— Begin Information provided —

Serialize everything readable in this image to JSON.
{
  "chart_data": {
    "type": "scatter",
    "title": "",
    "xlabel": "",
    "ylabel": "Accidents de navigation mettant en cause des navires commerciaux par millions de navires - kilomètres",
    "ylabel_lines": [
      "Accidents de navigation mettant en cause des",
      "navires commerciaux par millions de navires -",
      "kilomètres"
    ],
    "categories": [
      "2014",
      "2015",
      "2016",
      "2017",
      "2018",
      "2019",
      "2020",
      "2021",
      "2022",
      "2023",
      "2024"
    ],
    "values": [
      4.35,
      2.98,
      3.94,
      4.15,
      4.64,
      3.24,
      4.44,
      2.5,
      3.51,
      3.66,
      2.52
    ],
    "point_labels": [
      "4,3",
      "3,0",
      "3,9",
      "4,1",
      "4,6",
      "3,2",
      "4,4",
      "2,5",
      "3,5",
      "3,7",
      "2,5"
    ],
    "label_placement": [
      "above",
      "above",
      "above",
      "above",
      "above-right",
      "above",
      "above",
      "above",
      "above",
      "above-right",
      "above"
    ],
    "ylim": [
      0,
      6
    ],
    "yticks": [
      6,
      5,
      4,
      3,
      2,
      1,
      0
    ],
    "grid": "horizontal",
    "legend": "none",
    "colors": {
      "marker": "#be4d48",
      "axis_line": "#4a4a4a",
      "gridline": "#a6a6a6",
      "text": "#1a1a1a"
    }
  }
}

— End Information provided —

Your task is to output the full set of records exactly as presented.

* _Reply to the task_
Serialize everything readable in this image to JSON.
{
  "chart_data": {
    "type": "scatter",
    "title": "",
    "xlabel": "",
    "ylabel": "Accidents de navigation mettant en cause des navires commerciaux par millions de navires - kilomètres",
    "ylabel_lines": [
      "Accidents de navigation mettant en cause des",
      "navires commerciaux par millions de navires -",
      "kilomètres"
    ],
    "categories": [
      "2014",
      "2015",
      "2016",
      "2017",
      "2018",
      "2019",
      "2020",
      "2021",
      "2022",
      "2023",
      "2024"
    ],
    "values": [
      4.35,
      2.98,
      3.94,
      4.15,
      4.64,
      3.24,
      4.44,
      2.5,
      3.51,
      3.66,
      2.52
    ],
    "point_labels": [
      "4,3",
      "3,0",
      "3,9",
      "4,1",
      "4,6",
      "3,2",
      "4,4",
      "2,5",
      "3,5",
      "3,7",
      "2,5"
    ],
    "label_placement": [
      "above",
      "above",
      "above",
      "above",
      "above-right",
      "above",
      "above",
      "above",
      "above",
      "above-right",
      "above"
    ],
    "ylim": [
      0,
      6
    ],
    "yticks": [
      6,
      5,
      4,
      3,
      2,
      1,
      0
    ],
    "grid": "horizontal",
    "legend": "none",
    "colors": {
      "marker": "#be4d48",
      "axis_line": "#4a4a4a",
      "gridline": "#a6a6a6",
      "text": "#1a1a1a"
    }
  }
}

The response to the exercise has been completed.